_PROVIDED RECORDS_
— begin —

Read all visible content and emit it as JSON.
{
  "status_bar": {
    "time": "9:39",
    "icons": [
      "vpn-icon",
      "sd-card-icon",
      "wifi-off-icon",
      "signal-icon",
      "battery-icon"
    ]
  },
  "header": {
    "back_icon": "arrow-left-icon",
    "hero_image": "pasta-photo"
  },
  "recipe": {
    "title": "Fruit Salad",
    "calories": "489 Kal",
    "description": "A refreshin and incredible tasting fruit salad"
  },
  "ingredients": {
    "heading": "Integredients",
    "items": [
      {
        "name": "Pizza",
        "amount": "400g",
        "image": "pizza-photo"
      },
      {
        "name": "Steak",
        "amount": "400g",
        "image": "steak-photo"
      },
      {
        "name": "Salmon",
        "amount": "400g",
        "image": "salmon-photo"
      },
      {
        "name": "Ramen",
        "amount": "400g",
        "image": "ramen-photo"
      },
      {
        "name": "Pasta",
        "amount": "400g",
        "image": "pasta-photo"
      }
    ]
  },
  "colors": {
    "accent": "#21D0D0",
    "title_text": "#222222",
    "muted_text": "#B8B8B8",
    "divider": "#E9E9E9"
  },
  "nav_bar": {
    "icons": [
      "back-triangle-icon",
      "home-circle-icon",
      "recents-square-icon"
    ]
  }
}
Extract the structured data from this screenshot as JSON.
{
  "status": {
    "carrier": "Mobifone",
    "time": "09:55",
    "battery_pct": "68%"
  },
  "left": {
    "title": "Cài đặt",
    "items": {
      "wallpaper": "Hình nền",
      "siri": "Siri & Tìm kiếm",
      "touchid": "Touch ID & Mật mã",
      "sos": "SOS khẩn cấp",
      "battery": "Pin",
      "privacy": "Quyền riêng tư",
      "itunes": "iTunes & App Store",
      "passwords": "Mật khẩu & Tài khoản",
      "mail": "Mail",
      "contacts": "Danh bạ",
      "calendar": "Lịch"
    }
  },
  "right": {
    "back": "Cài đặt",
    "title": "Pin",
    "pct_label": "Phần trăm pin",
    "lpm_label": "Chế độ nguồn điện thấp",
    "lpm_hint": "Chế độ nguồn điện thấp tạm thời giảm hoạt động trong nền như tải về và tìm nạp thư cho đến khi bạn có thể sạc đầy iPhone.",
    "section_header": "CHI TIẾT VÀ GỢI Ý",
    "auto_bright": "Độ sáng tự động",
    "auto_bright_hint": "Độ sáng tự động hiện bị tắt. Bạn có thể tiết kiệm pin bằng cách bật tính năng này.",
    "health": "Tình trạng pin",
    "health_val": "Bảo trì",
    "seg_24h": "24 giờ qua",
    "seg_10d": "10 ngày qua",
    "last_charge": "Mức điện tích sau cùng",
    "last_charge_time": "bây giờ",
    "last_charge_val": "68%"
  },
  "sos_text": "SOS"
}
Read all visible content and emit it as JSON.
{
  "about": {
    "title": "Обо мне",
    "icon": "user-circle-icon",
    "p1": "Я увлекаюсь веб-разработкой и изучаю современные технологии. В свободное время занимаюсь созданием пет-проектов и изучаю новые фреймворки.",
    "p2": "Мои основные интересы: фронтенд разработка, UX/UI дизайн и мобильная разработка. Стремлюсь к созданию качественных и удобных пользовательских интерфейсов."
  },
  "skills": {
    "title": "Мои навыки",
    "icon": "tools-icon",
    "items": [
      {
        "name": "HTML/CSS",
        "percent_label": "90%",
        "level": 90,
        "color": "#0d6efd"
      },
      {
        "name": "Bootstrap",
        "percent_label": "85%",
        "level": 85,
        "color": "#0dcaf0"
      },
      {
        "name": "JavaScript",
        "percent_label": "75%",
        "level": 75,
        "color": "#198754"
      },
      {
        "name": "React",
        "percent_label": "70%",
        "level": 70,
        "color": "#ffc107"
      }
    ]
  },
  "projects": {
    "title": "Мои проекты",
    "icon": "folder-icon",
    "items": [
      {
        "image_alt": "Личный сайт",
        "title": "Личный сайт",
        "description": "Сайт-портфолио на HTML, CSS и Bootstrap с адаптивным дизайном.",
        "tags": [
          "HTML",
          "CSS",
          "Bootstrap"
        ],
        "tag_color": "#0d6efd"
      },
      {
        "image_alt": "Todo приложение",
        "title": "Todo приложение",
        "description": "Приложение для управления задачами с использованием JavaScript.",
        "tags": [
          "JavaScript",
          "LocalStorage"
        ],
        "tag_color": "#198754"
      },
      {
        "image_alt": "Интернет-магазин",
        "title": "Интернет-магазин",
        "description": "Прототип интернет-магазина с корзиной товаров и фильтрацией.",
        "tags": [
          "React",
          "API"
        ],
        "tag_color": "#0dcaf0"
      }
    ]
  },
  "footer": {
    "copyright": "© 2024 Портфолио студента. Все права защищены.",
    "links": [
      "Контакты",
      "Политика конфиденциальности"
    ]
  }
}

— end —

Say how many lines of the data hold the string "JavaScript". Reply with the number alone.

3